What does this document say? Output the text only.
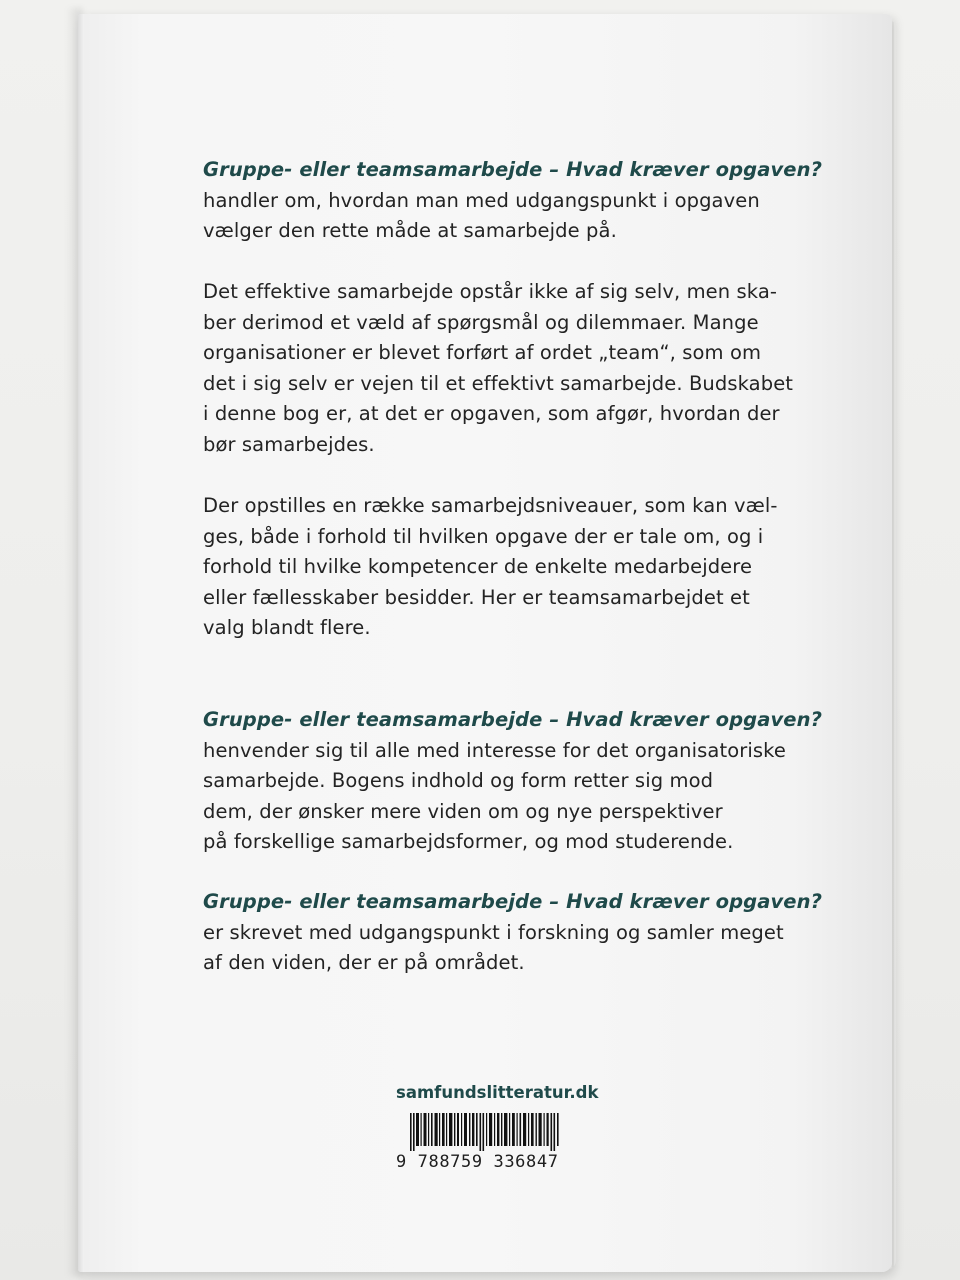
Gruppe- eller teamsamarbejde – Hvad kræver opgaven?
handler om, hvordan man med udgangspunkt i opgaven
vælger den rette måde at samarbejde på.
Det effektive samarbejde opstår ikke af sig selv, men ska-
ber derimod et væld af spørgsmål og dilemmaer. Mange
organisationer er blevet forført af ordet „team“, som om
det i sig selv er vejen til et effektivt samarbejde. Budskabet
i denne bog er, at det er opgaven, som afgør, hvordan der
bør samarbejdes.
Der opstilles en række samarbejdsniveauer, som kan væl-
ges, både i forhold til hvilken opgave der er tale om, og i
forhold til hvilke kompetencer de enkelte medarbejdere
eller fællesskaber besidder. Her er teamsamarbejdet et
valg blandt flere.
Gruppe- eller teamsamarbejde – Hvad kræver opgaven?
henvender sig til alle med interesse for det organisatoriske
samarbejde. Bogens indhold og form retter sig mod
dem, der ønsker mere viden om og nye perspektiver
på forskellige samarbejdsformer, og mod studerende.
Gruppe- eller teamsamarbejde – Hvad kræver opgaven?
er skrevet med udgangspunkt i forskning og samler meget
af den viden, der er på området.
samfundslitteratur.dk
9 788759 336847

****

▶ Task prompt
Reproduce each line exactly as it appears, omitting the pictures.

▶ Completed exercise
What does this document say? Output the text only.
Gruppe- eller teamsamarbejde – Hvad kræver opgaven?
handler om, hvordan man med udgangspunkt i opgaven
vælger den rette måde at samarbejde på.
Det effektive samarbejde opstår ikke af sig selv, men ska-
ber derimod et væld af spørgsmål og dilemmaer. Mange
organisationer er blevet forført af ordet „team“, som om
det i sig selv er vejen til et effektivt samarbejde. Budskabet
i denne bog er, at det er opgaven, som afgør, hvordan der
bør samarbejdes.
Der opstilles en række samarbejdsniveauer, som kan væl-
ges, både i forhold til hvilken opgave der er tale om, og i
forhold til hvilke kompetencer de enkelte medarbejdere
eller fællesskaber besidder. Her er teamsamarbejdet et
valg blandt flere.
Gruppe- eller teamsamarbejde – Hvad kræver opgaven?
henvender sig til alle med interesse for det organisatoriske
samarbejde. Bogens indhold og form retter sig mod
dem, der ønsker mere viden om og nye perspektiver
på forskellige samarbejdsformer, og mod studerende.
Gruppe- eller teamsamarbejde – Hvad kræver opgaven?
er skrevet med udgangspunkt i forskning og samler meget
af den viden, der er på området.
samfundslitteratur.dk
9 788759 336847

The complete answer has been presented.